- [Problem statement]
Everything in the listing should be restated word for word.
######
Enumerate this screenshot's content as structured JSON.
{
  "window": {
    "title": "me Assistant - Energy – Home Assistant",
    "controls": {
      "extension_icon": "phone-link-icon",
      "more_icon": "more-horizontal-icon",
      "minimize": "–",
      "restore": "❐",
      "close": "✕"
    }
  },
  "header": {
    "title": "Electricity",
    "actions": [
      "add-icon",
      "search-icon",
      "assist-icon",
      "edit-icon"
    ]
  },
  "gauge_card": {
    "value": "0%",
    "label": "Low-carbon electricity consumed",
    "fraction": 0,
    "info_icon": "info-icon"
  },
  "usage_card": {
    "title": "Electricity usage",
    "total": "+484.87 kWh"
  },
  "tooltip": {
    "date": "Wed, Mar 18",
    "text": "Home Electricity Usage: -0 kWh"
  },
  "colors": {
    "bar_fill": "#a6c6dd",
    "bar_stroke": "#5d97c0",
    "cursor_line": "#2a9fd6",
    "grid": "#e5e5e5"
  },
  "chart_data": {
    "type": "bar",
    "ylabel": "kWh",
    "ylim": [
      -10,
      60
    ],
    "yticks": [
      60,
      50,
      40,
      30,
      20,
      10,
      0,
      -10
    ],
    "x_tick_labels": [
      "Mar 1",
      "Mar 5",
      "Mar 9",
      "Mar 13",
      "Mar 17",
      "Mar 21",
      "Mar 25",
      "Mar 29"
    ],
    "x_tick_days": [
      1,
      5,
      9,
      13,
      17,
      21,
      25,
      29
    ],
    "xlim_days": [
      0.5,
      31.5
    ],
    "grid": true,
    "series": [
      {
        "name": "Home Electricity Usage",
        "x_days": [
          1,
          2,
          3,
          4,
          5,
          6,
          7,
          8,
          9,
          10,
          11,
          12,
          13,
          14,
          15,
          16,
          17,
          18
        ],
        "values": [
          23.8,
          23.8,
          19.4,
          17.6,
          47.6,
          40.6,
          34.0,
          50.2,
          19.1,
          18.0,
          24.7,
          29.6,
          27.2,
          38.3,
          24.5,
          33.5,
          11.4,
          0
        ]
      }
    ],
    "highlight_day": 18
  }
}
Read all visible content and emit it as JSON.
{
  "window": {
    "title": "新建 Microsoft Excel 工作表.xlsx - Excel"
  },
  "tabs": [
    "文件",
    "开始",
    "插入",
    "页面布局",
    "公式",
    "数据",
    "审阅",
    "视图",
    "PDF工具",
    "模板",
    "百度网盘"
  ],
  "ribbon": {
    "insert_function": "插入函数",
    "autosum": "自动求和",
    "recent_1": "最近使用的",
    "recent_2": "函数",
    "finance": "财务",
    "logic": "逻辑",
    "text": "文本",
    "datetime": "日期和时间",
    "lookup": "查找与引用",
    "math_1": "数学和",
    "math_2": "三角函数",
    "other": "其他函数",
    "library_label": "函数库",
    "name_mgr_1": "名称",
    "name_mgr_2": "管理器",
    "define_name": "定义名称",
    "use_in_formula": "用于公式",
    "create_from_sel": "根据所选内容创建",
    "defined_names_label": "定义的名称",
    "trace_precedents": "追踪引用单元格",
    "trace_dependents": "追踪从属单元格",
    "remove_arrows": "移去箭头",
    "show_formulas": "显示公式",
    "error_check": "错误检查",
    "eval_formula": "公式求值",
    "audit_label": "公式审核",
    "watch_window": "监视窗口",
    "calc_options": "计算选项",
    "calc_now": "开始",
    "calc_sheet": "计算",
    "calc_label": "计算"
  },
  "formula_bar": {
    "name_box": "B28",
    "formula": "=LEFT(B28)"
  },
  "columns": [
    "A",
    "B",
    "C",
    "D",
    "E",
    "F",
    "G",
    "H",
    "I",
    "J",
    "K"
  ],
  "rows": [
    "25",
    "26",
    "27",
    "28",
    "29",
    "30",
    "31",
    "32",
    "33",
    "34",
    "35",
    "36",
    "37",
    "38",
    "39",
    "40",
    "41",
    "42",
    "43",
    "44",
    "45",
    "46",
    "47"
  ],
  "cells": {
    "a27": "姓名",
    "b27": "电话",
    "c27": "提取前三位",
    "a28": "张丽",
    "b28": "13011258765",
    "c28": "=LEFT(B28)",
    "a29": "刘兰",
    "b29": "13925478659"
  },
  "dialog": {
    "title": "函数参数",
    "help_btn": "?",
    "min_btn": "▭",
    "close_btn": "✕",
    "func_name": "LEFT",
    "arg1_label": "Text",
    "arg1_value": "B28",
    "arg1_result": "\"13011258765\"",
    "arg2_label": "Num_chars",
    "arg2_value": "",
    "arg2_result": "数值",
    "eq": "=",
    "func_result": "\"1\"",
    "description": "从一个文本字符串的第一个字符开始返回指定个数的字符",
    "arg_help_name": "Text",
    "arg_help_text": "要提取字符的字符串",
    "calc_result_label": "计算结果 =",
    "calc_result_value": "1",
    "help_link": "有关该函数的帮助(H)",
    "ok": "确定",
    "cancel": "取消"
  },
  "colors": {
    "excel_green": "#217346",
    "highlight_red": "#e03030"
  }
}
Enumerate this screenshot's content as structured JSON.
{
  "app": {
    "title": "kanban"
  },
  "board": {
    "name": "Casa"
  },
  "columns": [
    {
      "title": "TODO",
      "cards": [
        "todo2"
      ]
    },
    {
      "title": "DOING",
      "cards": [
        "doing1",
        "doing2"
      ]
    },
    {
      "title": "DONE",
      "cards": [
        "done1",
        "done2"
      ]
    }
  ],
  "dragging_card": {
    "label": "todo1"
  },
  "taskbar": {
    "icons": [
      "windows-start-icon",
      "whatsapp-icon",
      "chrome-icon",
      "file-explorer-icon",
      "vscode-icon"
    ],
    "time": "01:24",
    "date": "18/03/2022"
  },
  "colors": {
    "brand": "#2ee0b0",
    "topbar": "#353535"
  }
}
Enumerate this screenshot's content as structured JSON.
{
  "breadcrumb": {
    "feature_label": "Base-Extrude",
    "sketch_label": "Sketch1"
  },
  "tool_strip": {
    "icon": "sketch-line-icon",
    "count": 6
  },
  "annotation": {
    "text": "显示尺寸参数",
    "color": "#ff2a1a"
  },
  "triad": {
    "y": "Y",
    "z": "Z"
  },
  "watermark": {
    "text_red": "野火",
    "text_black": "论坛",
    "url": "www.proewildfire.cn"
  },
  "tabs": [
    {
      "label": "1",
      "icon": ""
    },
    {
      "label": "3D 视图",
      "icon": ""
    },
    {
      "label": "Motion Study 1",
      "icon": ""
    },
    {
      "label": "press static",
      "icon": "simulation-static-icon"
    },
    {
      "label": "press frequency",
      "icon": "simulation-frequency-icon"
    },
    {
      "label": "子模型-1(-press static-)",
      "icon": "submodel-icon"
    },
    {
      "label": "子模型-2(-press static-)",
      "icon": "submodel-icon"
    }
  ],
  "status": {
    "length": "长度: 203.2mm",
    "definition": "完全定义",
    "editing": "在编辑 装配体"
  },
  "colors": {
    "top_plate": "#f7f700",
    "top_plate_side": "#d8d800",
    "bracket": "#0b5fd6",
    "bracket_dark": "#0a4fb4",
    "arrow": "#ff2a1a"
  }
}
######
- [The response]
Enumerate this screenshot's content as structured JSON.
{
  "window": {
    "title": "me Assistant - Energy – Home Assistant",
    "controls": {
      "extension_icon": "phone-link-icon",
      "more_icon": "more-horizontal-icon",
      "minimize": "–",
      "restore": "❐",
      "close": "✕"
    }
  },
  "header": {
    "title": "Electricity",
    "actions": [
      "add-icon",
      "search-icon",
      "assist-icon",
      "edit-icon"
    ]
  },
  "gauge_card": {
    "value": "0%",
    "label": "Low-carbon electricity consumed",
    "fraction": 0,
    "info_icon": "info-icon"
  },
  "usage_card": {
    "title": "Electricity usage",
    "total": "+484.87 kWh"
  },
  "tooltip": {
    "date": "Wed, Mar 18",
    "text": "Home Electricity Usage: -0 kWh"
  },
  "colors": {
    "bar_fill": "#a6c6dd",
    "bar_stroke": "#5d97c0",
    "cursor_line": "#2a9fd6",
    "grid": "#e5e5e5"
  },
  "chart_data": {
    "type": "bar",
    "ylabel": "kWh",
    "ylim": [
      -10,
      60
    ],
    "yticks": [
      60,
      50,
      40,
      30,
      20,
      10,
      0,
      -10
    ],
    "x_tick_labels": [
      "Mar 1",
      "Mar 5",
      "Mar 9",
      "Mar 13",
      "Mar 17",
      "Mar 21",
      "Mar 25",
      "Mar 29"
    ],
    "x_tick_days": [
      1,
      5,
      9,
      13,
      17,
      21,
      25,
      29
    ],
    "xlim_days": [
      0.5,
      31.5
    ],
    "grid": true,
    "series": [
      {
        "name": "Home Electricity Usage",
        "x_days": [
          1,
          2,
          3,
          4,
          5,
          6,
          7,
          8,
          9,
          10,
          11,
          12,
          13,
          14,
          15,
          16,
          17,
          18
        ],
        "values": [
          23.8,
          23.8,
          19.4,
          17.6,
          47.6,
          40.6,
          34.0,
          50.2,
          19.1,
          18.0,
          24.7,
          29.6,
          27.2,
          38.3,
          24.5,
          33.5,
          11.4,
          0
        ]
      }
    ],
    "highlight_day": 18
  }
}
Read all visible content and emit it as JSON.
{
  "window": {
    "title": "新建 Microsoft Excel 工作表.xlsx - Excel"
  },
  "tabs": [
    "文件",
    "开始",
    "插入",
    "页面布局",
    "公式",
    "数据",
    "审阅",
    "视图",
    "PDF工具",
    "模板",
    "百度网盘"
  ],
  "ribbon": {
    "insert_function": "插入函数",
    "autosum": "自动求和",
    "recent_1": "最近使用的",
    "recent_2": "函数",
    "finance": "财务",
    "logic": "逻辑",
    "text": "文本",
    "datetime": "日期和时间",
    "lookup": "查找与引用",
    "math_1": "数学和",
    "math_2": "三角函数",
    "other": "其他函数",
    "library_label": "函数库",
    "name_mgr_1": "名称",
    "name_mgr_2": "管理器",
    "define_name": "定义名称",
    "use_in_formula": "用于公式",
    "create_from_sel": "根据所选内容创建",
    "defined_names_label": "定义的名称",
    "trace_precedents": "追踪引用单元格",
    "trace_dependents": "追踪从属单元格",
    "remove_arrows": "移去箭头",
    "show_formulas": "显示公式",
    "error_check": "错误检查",
    "eval_formula": "公式求值",
    "audit_label": "公式审核",
    "watch_window": "监视窗口",
    "calc_options": "计算选项",
    "calc_now": "开始",
    "calc_sheet": "计算",
    "calc_label": "计算"
  },
  "formula_bar": {
    "name_box": "B28",
    "formula": "=LEFT(B28)"
  },
  "columns": [
    "A",
    "B",
    "C",
    "D",
    "E",
    "F",
    "G",
    "H",
    "I",
    "J",
    "K"
  ],
  "rows": [
    "25",
    "26",
    "27",
    "28",
    "29",
    "30",
    "31",
    "32",
    "33",
    "34",
    "35",
    "36",
    "37",
    "38",
    "39",
    "40",
    "41",
    "42",
    "43",
    "44",
    "45",
    "46",
    "47"
  ],
  "cells": {
    "a27": "姓名",
    "b27": "电话",
    "c27": "提取前三位",
    "a28": "张丽",
    "b28": "13011258765",
    "c28": "=LEFT(B28)",
    "a29": "刘兰",
    "b29": "13925478659"
  },
  "dialog": {
    "title": "函数参数",
    "help_btn": "?",
    "min_btn": "▭",
    "close_btn": "✕",
    "func_name": "LEFT",
    "arg1_label": "Text",
    "arg1_value": "B28",
    "arg1_result": "\"13011258765\"",
    "arg2_label": "Num_chars",
    "arg2_value": "",
    "arg2_result": "数值",
    "eq": "=",
    "func_result": "\"1\"",
    "description": "从一个文本字符串的第一个字符开始返回指定个数的字符",
    "arg_help_name": "Text",
    "arg_help_text": "要提取字符的字符串",
    "calc_result_label": "计算结果 =",
    "calc_result_value": "1",
    "help_link": "有关该函数的帮助(H)",
    "ok": "确定",
    "cancel": "取消"
  },
  "colors": {
    "excel_green": "#217346",
    "highlight_red": "#e03030"
  }
}
Enumerate this screenshot's content as structured JSON.
{
  "app": {
    "title": "kanban"
  },
  "board": {
    "name": "Casa"
  },
  "columns": [
    {
      "title": "TODO",
      "cards": [
        "todo2"
      ]
    },
    {
      "title": "DOING",
      "cards": [
        "doing1",
        "doing2"
      ]
    },
    {
      "title": "DONE",
      "cards": [
        "done1",
        "done2"
      ]
    }
  ],
  "dragging_card": {
    "label": "todo1"
  },
  "taskbar": {
    "icons": [
      "windows-start-icon",
      "whatsapp-icon",
      "chrome-icon",
      "file-explorer-icon",
      "vscode-icon"
    ],
    "time": "01:24",
    "date": "18/03/2022"
  },
  "colors": {
    "brand": "#2ee0b0",
    "topbar": "#353535"
  }
}
Enumerate this screenshot's content as structured JSON.
{
  "breadcrumb": {
    "feature_label": "Base-Extrude",
    "sketch_label": "Sketch1"
  },
  "tool_strip": {
    "icon": "sketch-line-icon",
    "count": 6
  },
  "annotation": {
    "text": "显示尺寸参数",
    "color": "#ff2a1a"
  },
  "triad": {
    "y": "Y",
    "z": "Z"
  },
  "watermark": {
    "text_red": "野火",
    "text_black": "论坛",
    "url": "www.proewildfire.cn"
  },
  "tabs": [
    {
      "label": "1",
      "icon": ""
    },
    {
      "label": "3D 视图",
      "icon": ""
    },
    {
      "label": "Motion Study 1",
      "icon": ""
    },
    {
      "label": "press static",
      "icon": "simulation-static-icon"
    },
    {
      "label": "press frequency",
      "icon": "simulation-frequency-icon"
    },
    {
      "label": "子模型-1(-press static-)",
      "icon": "submodel-icon"
    },
    {
      "label": "子模型-2(-press static-)",
      "icon": "submodel-icon"
    }
  ],
  "status": {
    "length": "长度: 203.2mm",
    "definition": "完全定义",
    "editing": "在编辑 装配体"
  },
  "colors": {
    "top_plate": "#f7f700",
    "top_plate_side": "#d8d800",
    "bracket": "#0b5fd6",
    "bracket_dark": "#0a4fb4",
    "arrow": "#ff2a1a"
  }
}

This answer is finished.